-- start of Data extract --

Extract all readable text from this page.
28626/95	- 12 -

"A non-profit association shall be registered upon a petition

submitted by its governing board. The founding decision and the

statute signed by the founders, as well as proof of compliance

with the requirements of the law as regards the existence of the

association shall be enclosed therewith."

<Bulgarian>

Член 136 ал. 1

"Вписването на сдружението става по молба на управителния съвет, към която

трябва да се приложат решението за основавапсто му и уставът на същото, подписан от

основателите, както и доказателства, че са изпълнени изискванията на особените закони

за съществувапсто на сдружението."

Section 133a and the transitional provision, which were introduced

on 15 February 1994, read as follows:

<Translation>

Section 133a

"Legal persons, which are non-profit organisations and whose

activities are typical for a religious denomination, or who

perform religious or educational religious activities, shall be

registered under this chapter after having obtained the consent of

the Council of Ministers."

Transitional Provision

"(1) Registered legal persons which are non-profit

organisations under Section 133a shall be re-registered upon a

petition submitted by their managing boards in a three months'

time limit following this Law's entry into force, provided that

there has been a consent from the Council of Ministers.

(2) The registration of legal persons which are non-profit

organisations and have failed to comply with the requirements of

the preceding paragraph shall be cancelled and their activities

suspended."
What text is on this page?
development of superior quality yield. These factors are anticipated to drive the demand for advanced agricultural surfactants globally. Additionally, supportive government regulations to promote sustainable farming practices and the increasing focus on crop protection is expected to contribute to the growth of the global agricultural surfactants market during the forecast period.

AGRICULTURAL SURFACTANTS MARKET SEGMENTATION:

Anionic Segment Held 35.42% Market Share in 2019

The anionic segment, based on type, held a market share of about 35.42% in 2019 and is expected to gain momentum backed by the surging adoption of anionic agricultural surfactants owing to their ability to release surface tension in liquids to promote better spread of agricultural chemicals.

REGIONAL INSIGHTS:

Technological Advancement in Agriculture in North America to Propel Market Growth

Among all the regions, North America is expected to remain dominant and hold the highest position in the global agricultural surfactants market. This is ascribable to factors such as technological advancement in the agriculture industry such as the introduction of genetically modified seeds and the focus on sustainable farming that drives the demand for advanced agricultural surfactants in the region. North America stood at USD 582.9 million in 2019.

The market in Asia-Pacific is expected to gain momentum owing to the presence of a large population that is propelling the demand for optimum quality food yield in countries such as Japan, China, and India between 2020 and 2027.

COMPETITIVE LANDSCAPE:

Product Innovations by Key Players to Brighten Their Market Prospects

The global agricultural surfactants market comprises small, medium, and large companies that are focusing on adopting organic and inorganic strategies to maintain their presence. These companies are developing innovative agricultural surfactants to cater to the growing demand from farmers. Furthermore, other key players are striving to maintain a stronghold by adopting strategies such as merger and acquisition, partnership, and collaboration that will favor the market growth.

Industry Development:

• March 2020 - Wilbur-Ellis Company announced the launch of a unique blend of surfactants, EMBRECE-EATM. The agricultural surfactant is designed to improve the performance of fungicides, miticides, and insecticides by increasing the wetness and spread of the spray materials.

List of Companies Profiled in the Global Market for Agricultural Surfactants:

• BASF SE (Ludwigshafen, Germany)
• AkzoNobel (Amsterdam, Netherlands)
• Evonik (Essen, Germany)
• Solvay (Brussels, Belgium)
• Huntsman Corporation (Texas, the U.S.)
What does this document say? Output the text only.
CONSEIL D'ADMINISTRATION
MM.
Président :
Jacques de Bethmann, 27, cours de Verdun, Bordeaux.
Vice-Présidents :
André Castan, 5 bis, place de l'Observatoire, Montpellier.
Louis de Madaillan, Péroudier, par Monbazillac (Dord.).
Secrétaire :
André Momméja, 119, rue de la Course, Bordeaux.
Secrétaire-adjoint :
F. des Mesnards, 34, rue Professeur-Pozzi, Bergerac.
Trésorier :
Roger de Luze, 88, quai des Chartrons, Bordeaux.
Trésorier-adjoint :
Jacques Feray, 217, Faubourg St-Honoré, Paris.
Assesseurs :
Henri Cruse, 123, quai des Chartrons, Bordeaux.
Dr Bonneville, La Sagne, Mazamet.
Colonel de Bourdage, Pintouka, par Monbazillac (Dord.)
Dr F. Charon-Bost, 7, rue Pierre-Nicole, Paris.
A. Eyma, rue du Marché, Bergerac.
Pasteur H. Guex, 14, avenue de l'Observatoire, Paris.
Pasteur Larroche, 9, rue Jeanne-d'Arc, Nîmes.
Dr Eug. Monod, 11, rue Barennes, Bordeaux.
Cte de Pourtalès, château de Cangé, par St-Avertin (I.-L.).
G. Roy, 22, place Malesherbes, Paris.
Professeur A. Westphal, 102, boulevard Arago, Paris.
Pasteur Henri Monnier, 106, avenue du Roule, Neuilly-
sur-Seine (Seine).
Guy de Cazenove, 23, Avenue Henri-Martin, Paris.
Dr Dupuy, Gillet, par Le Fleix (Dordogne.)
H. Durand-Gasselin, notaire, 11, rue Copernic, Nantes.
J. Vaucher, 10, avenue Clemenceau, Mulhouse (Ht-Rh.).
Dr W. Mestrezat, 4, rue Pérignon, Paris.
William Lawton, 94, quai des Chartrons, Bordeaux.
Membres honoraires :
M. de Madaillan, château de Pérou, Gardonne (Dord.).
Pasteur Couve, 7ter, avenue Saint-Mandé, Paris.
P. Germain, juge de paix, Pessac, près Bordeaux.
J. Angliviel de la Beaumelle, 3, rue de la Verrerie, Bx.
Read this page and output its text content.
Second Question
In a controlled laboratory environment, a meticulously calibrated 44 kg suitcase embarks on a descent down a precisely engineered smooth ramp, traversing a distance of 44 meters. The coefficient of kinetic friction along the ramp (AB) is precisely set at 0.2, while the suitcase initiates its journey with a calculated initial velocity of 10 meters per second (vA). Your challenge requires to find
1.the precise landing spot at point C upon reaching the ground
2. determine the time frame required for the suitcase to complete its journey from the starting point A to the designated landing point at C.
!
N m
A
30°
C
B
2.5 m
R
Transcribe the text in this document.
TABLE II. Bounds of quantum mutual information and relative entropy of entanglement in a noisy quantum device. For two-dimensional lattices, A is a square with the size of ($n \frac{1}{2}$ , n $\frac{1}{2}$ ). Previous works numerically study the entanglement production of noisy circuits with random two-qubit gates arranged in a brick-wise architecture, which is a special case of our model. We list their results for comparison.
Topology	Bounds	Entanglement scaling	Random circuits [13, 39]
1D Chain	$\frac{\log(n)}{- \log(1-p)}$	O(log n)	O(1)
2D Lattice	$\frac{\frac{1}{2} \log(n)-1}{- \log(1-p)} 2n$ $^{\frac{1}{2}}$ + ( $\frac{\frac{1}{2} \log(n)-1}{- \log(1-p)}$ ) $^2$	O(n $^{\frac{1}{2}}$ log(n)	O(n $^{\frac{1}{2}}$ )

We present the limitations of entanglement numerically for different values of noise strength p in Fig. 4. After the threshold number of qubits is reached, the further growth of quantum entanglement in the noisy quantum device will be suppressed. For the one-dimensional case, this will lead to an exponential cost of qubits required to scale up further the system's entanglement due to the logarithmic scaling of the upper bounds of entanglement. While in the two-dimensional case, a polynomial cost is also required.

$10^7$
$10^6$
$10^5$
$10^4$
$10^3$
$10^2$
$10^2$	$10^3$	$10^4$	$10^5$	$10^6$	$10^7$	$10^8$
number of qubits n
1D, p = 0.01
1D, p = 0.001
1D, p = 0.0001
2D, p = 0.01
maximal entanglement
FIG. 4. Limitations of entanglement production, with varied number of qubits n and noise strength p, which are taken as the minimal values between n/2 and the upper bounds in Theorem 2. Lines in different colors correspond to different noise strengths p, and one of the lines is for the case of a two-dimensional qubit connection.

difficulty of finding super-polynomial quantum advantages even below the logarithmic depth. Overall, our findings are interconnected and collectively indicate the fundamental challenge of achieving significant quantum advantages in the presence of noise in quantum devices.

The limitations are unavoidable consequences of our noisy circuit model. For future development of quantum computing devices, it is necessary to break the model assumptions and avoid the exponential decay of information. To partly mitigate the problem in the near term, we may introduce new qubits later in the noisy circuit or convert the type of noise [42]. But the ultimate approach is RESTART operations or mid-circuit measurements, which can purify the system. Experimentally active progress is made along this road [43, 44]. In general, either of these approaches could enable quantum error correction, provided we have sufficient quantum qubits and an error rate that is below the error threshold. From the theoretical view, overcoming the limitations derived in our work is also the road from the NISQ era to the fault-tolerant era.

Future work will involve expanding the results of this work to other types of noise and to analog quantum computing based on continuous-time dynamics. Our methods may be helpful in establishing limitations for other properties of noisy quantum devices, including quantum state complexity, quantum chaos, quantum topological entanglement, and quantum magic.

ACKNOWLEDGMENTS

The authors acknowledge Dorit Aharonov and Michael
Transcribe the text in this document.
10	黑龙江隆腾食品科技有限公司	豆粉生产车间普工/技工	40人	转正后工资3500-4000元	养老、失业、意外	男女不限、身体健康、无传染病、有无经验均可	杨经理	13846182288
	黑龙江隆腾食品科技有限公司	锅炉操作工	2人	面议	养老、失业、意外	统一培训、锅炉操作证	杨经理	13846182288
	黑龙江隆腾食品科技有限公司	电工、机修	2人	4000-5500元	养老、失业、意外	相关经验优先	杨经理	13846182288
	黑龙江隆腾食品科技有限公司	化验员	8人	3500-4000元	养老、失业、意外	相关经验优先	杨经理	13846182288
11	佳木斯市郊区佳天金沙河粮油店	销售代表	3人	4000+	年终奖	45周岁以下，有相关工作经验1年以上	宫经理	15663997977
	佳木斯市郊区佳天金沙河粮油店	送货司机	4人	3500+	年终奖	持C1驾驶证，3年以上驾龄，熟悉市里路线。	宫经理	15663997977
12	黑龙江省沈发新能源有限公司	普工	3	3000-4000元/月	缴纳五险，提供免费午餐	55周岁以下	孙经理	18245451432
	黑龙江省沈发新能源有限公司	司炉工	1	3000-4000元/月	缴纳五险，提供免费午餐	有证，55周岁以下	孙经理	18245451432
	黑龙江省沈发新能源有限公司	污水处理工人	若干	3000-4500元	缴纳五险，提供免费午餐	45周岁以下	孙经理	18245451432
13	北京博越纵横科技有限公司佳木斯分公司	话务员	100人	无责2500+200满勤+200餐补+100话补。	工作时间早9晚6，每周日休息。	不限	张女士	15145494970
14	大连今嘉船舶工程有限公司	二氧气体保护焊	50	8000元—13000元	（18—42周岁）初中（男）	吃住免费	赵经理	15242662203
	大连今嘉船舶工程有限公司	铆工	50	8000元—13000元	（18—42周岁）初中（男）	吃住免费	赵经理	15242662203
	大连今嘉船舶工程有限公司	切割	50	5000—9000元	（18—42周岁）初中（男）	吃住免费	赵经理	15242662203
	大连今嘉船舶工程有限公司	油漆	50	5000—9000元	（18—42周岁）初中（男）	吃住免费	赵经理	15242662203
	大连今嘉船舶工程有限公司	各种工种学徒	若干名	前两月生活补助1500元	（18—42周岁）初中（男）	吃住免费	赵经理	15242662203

-- end of Data extract --

_Task details_.
Track down every line holding the string "have" and copy it.

_Final result_.
organisations and have failed to comply with the requirements of
The limitations are unavoidable consequences of our noisy circuit model. For future development of quantum computing devices, it is necessary to break the model assumptions and avoid the exponential decay of information. To partly mitigate the problem in the near term, we may introduce new qubits later in the noisy circuit or convert the type of noise [42]. But the ultimate approach is RESTART operations or mid-circuit measurements, which can purify the system. Experimentally active progress is made along this road [43, 44]. In general, either of these approaches could enable quantum error correction, provided we have sufficient quantum qubits and an error rate that is below the error threshold. From the theoretical view, overcoming the limitations derived in our work is also the road from the NISQ era to the fault-tolerant era.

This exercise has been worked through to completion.